>> start Records supplied

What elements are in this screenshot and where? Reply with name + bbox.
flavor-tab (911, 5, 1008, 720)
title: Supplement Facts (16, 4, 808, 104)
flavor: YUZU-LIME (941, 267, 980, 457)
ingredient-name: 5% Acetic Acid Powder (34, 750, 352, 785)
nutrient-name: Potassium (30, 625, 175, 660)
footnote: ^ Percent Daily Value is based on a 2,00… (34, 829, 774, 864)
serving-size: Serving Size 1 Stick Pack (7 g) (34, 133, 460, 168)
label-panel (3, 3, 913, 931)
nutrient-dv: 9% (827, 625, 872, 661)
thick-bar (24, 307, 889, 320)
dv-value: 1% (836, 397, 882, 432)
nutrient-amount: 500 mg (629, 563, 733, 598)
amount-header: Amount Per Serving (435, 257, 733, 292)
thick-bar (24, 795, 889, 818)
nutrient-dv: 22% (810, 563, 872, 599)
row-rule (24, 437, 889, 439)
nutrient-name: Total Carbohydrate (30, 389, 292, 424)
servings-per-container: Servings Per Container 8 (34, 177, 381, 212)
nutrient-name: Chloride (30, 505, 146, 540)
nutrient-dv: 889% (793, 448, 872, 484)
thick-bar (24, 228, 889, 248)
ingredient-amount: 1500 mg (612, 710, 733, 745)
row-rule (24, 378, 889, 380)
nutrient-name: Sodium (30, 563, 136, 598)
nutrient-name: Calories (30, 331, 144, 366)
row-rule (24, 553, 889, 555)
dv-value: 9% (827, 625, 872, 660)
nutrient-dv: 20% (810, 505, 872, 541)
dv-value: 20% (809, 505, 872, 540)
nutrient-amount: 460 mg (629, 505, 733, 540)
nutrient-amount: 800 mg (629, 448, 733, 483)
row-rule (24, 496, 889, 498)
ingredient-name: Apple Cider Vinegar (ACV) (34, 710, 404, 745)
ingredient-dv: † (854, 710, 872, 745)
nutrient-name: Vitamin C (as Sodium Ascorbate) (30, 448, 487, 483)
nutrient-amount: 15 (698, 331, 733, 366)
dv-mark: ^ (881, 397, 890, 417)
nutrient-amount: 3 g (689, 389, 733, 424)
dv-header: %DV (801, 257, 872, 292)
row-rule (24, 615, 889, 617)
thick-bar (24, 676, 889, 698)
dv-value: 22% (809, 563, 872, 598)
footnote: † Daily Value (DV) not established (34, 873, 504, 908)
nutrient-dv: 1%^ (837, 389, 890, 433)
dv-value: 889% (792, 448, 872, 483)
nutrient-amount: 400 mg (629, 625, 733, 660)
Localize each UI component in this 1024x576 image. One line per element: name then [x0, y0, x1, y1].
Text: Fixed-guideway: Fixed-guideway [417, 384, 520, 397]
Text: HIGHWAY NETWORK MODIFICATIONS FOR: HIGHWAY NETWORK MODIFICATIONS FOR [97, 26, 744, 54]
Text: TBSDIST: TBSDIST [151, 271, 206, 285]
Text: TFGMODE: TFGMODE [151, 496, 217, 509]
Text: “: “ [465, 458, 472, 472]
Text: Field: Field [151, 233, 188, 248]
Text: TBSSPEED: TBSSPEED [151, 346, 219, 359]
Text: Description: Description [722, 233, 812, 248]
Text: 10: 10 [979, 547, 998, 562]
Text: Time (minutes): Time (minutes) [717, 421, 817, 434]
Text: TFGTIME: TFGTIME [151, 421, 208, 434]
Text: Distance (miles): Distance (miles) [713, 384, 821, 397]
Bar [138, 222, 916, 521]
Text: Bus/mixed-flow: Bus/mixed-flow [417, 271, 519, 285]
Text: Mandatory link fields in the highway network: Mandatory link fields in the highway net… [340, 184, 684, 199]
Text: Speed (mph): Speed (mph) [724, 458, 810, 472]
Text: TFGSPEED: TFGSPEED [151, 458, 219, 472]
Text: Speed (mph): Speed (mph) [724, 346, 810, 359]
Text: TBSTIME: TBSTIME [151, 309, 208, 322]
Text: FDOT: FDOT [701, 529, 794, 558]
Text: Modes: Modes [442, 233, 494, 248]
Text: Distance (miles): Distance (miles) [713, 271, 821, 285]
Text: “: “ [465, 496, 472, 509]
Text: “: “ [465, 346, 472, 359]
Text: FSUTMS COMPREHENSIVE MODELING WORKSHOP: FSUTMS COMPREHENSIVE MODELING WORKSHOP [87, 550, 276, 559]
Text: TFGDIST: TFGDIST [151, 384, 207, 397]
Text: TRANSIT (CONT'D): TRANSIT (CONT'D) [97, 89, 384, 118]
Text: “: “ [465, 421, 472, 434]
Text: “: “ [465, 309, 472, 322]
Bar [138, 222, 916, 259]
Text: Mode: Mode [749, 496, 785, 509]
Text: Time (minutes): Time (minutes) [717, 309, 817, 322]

>> end Records supplied

What the task requires: Turn all of the material above into a numbered list with one item per line, and leave out any blank lines.

Worked answer:
1. What elements are in this screenshot and where? Reply with name + bbox.
2. flavor-tab (911, 5, 1008, 720)
3. title: Supplement Facts (16, 4, 808, 104)
4. flavor: YUZU-LIME (941, 267, 980, 457)
5. ingredient-name: 5% Acetic Acid Powder (34, 750, 352, 785)
6. nutrient-name: Potassium (30, 625, 175, 660)
7. footnote: ^ Percent Daily Value is based on a 2,00… (34, 829, 774, 864)
8. serving-size: Serving Size 1 Stick Pack (7 g) (34, 133, 460, 168)
9. label-panel (3, 3, 913, 931)
10. nutrient-dv: 9% (827, 625, 872, 661)
11. thick-bar (24, 307, 889, 320)
12. dv-value: 1% (836, 397, 882, 432)
13. nutrient-amount: 500 mg (629, 563, 733, 598)
14. amount-header: Amount Per Serving (435, 257, 733, 292)
15. thick-bar (24, 795, 889, 818)
16. nutrient-dv: 22% (810, 563, 872, 599)
17. row-rule (24, 437, 889, 439)
18. nutrient-name: Total Carbohydrate (30, 389, 292, 424)
19. servings-per-container: Servings Per Container 8 (34, 177, 381, 212)
20. nutrient-name: Chloride (30, 505, 146, 540)
21. nutrient-dv: 889% (793, 448, 872, 484)
22. thick-bar (24, 228, 889, 248)
23. ingredient-amount: 1500 mg (612, 710, 733, 745)
24. row-rule (24, 378, 889, 380)
25. nutrient-name: Sodium (30, 563, 136, 598)
26. nutrient-name: Calories (30, 331, 144, 366)
27. row-rule (24, 553, 889, 555)
28. dv-value: 9% (827, 625, 872, 660)
29. nutrient-dv: 20% (810, 505, 872, 541)
30. dv-value: 20% (809, 505, 872, 540)
31. nutrient-amount: 460 mg (629, 505, 733, 540)
32. nutrient-amount: 800 mg (629, 448, 733, 483)
33. row-rule (24, 496, 889, 498)
34. ingredient-name: Apple Cider Vinegar (ACV) (34, 710, 404, 745)
35. ingredient-dv: † (854, 710, 872, 745)
36. nutrient-name: Vitamin C (as Sodium Ascorbate) (30, 448, 487, 483)
37. nutrient-amount: 15 (698, 331, 733, 366)
38. dv-mark: ^ (881, 397, 890, 417)
39. nutrient-amount: 3 g (689, 389, 733, 424)
40. dv-header: %DV (801, 257, 872, 292)
41. row-rule (24, 615, 889, 617)
42. thick-bar (24, 676, 889, 698)
43. dv-value: 22% (809, 563, 872, 598)
44. footnote: † Daily Value (DV) not established (34, 873, 504, 908)
45. nutrient-dv: 1%^ (837, 389, 890, 433)
46. dv-value: 889% (792, 448, 872, 483)
47. nutrient-amount: 400 mg (629, 625, 733, 660)
48. Localize each UI component in this 1024x576 image. One line per element: name then [x0, y0, x1, y1].
49. Text: Fixed-guideway: Fixed-guideway [417, 384, 520, 397]
50. Text: HIGHWAY NETWORK MODIFICATIONS FOR: HIGHWAY NETWORK MODIFICATIONS FOR [97, 26, 744, 54]
51. Text: TBSDIST: TBSDIST [151, 271, 206, 285]
52. Text: TFGMODE: TFGMODE [151, 496, 217, 509]
53. Text: “: “ [465, 458, 472, 472]
54. Text: Field: Field [151, 233, 188, 248]
55. Text: TBSSPEED: TBSSPEED [151, 346, 219, 359]
56. Text: Description: Description [722, 233, 812, 248]
57. Text: 10: 10 [979, 547, 998, 562]
58. Text: Time (minutes): Time (minutes) [717, 421, 817, 434]
59. Text: TFGTIME: TFGTIME [151, 421, 208, 434]
60. Text: Distance (miles): Distance (miles) [713, 384, 821, 397]
61. Bar [138, 222, 916, 521]
62. Text: Bus/mixed-flow: Bus/mixed-flow [417, 271, 519, 285]
63. Text: Mandatory link fields in the highway network: Mandatory link fields in the highway net… [340, 184, 684, 199]
64. Text: Speed (mph): Speed (mph) [724, 458, 810, 472]
65. Text: TFGSPEED: TFGSPEED [151, 458, 219, 472]
66. Text: Speed (mph): Speed (mph) [724, 346, 810, 359]
67. Text: TBSTIME: TBSTIME [151, 309, 208, 322]
68. Text: FDOT: FDOT [701, 529, 794, 558]
69. Text: Modes: Modes [442, 233, 494, 248]
70. Text: Distance (miles): Distance (miles) [713, 271, 821, 285]
71. Text: “: “ [465, 496, 472, 509]
72. Text: “: “ [465, 346, 472, 359]
73. Text: FSUTMS COMPREHENSIVE MODELING WORKSHOP: FSUTMS COMPREHENSIVE MODELING WORKSHOP [87, 550, 276, 559]
74. Text: TFGDIST: TFGDIST [151, 384, 207, 397]
75. Text: TRANSIT (CONT'D): TRANSIT (CONT'D) [97, 89, 384, 118]
76. Text: “: “ [465, 421, 472, 434]
77. Text: “: “ [465, 309, 472, 322]
78. Bar [138, 222, 916, 259]
79. Text: Mode: Mode [749, 496, 785, 509]
80. Text: Time (minutes): Time (minutes) [717, 309, 817, 322]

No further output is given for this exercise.